### Your task
Work out how many lines in the entries contain the string "Exceed", and give nothing but that number.

>> Begin Provided data

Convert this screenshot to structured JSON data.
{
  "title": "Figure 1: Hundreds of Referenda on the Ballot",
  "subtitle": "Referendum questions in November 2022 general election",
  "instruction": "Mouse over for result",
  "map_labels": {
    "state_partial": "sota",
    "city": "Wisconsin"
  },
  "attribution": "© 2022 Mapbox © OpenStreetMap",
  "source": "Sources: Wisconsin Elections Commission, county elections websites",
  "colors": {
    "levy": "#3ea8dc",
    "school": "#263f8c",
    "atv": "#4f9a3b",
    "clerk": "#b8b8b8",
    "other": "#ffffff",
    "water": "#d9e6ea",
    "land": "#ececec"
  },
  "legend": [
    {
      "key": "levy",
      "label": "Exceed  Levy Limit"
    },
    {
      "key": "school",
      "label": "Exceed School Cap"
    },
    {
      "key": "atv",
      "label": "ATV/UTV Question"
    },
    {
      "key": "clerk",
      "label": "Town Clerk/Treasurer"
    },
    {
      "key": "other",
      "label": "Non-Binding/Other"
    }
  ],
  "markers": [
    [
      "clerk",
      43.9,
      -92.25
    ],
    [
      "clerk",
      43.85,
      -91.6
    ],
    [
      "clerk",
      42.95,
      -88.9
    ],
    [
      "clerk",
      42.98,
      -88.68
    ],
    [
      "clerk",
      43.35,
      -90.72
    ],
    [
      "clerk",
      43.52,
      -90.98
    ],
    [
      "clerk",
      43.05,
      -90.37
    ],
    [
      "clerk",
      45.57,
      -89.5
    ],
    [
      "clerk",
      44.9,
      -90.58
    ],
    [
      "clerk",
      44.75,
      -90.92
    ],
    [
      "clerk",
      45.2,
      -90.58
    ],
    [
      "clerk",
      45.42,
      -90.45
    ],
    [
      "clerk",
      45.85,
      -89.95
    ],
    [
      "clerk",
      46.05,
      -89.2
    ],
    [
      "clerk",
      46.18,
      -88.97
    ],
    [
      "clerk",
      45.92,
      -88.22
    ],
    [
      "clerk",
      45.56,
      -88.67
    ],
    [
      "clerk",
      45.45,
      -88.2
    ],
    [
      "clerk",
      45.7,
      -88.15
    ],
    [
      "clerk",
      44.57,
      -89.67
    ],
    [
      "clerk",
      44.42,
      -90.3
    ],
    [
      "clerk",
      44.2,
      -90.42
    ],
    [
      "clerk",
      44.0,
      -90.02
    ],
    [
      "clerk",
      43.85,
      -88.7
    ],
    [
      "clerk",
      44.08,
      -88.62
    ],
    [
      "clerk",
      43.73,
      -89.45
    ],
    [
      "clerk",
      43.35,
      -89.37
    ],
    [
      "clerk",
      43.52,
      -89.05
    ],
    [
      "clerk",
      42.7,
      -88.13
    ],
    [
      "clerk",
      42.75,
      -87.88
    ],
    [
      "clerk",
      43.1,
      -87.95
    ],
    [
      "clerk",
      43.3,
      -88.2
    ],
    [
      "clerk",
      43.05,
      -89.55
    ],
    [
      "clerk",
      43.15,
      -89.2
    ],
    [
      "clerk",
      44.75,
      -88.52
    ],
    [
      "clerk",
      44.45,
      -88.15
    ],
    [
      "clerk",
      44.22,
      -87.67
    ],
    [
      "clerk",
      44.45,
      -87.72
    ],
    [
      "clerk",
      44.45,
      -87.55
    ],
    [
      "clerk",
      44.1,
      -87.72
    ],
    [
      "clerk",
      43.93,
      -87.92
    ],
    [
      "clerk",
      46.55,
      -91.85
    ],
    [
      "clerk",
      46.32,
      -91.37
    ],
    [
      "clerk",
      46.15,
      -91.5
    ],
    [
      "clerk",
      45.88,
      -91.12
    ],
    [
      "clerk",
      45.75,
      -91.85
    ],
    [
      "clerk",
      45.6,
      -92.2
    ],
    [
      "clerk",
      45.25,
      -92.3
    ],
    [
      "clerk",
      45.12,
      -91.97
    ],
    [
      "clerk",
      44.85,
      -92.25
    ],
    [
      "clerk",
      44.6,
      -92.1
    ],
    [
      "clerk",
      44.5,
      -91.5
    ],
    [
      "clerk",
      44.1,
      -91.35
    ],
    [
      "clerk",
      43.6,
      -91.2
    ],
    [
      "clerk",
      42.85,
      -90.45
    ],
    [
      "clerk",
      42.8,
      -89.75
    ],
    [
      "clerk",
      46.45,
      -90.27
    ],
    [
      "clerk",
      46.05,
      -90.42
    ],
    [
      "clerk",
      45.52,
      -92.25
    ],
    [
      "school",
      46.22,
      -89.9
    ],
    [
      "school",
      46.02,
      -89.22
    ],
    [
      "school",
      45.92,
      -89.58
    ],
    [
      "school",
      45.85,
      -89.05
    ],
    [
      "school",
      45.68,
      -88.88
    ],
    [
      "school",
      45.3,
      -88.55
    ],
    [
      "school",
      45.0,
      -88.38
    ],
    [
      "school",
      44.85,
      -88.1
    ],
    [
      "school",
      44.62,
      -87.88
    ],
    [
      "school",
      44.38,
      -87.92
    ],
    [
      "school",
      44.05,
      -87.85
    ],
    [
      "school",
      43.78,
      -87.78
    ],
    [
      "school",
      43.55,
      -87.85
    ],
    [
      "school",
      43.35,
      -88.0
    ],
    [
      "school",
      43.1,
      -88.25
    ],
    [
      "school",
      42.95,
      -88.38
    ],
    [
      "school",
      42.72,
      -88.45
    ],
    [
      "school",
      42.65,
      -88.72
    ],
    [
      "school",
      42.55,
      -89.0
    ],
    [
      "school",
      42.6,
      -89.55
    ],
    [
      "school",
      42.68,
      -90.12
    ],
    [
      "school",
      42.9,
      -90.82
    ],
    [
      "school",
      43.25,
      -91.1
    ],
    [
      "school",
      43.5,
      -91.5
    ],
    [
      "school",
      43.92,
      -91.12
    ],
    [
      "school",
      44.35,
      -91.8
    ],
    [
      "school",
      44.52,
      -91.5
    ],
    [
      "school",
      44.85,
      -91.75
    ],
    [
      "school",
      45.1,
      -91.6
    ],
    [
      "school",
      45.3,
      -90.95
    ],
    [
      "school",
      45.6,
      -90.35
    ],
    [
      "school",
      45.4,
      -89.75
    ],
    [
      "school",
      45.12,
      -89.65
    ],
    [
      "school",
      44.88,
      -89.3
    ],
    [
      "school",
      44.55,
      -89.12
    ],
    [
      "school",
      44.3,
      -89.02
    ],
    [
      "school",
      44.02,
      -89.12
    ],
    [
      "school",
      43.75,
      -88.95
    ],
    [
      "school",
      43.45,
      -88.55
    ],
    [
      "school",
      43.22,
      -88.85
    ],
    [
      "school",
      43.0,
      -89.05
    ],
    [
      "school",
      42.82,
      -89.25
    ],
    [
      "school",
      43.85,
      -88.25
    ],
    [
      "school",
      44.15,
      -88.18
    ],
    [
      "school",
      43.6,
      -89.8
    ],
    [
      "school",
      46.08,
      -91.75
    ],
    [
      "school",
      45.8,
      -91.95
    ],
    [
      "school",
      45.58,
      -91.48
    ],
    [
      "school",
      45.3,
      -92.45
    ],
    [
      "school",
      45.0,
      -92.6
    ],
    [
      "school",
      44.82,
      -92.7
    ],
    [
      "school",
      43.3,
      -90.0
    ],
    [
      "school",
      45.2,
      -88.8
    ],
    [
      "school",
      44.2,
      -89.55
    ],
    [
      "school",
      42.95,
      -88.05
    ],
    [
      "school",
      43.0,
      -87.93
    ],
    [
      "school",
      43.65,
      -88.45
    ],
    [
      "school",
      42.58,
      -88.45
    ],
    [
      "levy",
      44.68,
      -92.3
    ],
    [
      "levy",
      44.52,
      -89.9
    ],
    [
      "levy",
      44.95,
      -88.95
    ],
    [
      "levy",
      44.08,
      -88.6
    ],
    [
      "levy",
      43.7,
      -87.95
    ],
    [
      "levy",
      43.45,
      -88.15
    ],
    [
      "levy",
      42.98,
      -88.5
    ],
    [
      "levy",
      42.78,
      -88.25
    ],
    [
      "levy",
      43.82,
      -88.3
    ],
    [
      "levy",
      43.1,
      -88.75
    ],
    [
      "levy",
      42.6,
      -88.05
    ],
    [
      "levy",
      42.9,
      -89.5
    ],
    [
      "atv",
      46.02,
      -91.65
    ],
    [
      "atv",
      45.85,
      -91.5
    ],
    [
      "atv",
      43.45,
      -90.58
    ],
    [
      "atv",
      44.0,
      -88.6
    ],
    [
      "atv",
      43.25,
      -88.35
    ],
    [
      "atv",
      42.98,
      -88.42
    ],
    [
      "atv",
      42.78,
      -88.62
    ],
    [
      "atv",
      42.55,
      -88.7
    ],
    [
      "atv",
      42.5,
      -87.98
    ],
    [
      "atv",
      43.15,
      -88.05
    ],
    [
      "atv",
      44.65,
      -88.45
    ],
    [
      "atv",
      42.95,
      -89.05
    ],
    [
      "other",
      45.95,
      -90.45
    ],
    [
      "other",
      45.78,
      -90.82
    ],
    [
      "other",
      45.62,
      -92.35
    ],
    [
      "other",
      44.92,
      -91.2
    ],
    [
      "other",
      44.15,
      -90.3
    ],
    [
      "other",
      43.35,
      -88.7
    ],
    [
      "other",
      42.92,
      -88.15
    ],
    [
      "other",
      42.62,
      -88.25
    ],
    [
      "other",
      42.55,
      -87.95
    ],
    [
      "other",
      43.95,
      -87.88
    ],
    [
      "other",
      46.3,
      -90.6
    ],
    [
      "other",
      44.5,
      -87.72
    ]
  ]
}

>> End Provided data

### Written solution
2